** Start of Record set **
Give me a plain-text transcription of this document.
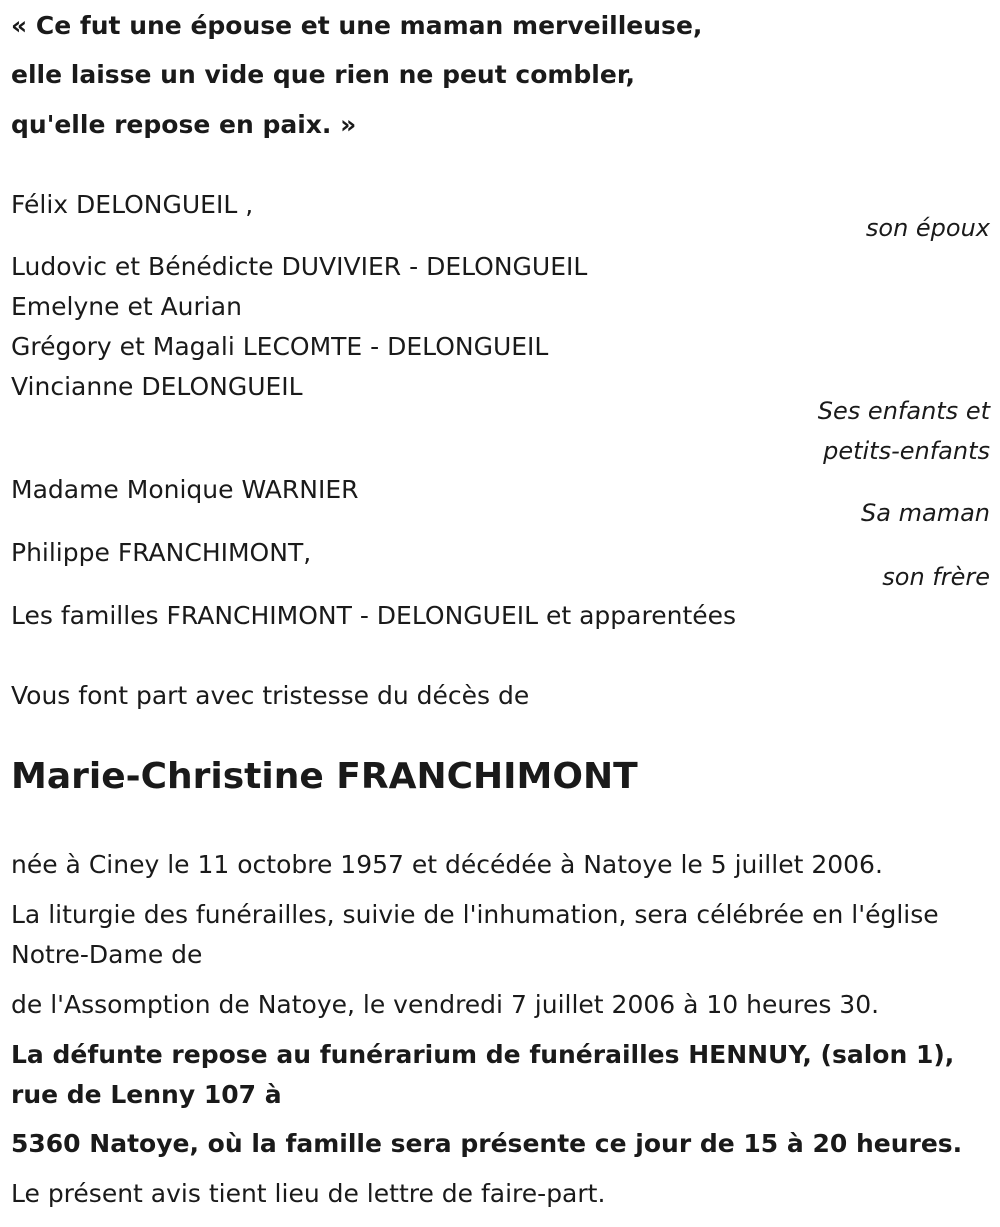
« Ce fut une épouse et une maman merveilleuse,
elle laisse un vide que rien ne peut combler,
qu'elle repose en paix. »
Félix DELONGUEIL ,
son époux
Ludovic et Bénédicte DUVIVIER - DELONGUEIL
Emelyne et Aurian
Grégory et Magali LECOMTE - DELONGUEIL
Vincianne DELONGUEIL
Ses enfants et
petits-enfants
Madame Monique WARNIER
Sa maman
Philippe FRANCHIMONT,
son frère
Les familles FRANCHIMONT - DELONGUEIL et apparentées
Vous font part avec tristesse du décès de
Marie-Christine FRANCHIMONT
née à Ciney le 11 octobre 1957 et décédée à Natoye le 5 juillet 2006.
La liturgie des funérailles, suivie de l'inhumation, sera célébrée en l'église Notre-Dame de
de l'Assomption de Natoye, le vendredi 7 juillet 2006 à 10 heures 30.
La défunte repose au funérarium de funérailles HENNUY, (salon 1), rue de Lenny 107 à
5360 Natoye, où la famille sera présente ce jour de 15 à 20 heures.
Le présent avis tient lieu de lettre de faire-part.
** End of Record set **
#### Short task
Output the data exactly. Pictures don't belong in the result.

#### Output of the task
Give me a plain-text transcription of this document.
« Ce fut une épouse et une maman merveilleuse,
elle laisse un vide que rien ne peut combler,
qu'elle repose en paix. »
Félix DELONGUEIL ,
son époux
Ludovic et Bénédicte DUVIVIER - DELONGUEIL
Emelyne et Aurian
Grégory et Magali LECOMTE - DELONGUEIL
Vincianne DELONGUEIL
Ses enfants et
petits-enfants
Madame Monique WARNIER
Sa maman
Philippe FRANCHIMONT,
son frère
Les familles FRANCHIMONT - DELONGUEIL et apparentées
Vous font part avec tristesse du décès de
Marie-Christine FRANCHIMONT
née à Ciney le 11 octobre 1957 et décédée à Natoye le 5 juillet 2006.
La liturgie des funérailles, suivie de l'inhumation, sera célébrée en l'église Notre-Dame de
de l'Assomption de Natoye, le vendredi 7 juillet 2006 à 10 heures 30.
La défunte repose au funérarium de funérailles HENNUY, (salon 1), rue de Lenny 107 à
5360 Natoye, où la famille sera présente ce jour de 15 à 20 heures.
Le présent avis tient lieu de lettre de faire-part.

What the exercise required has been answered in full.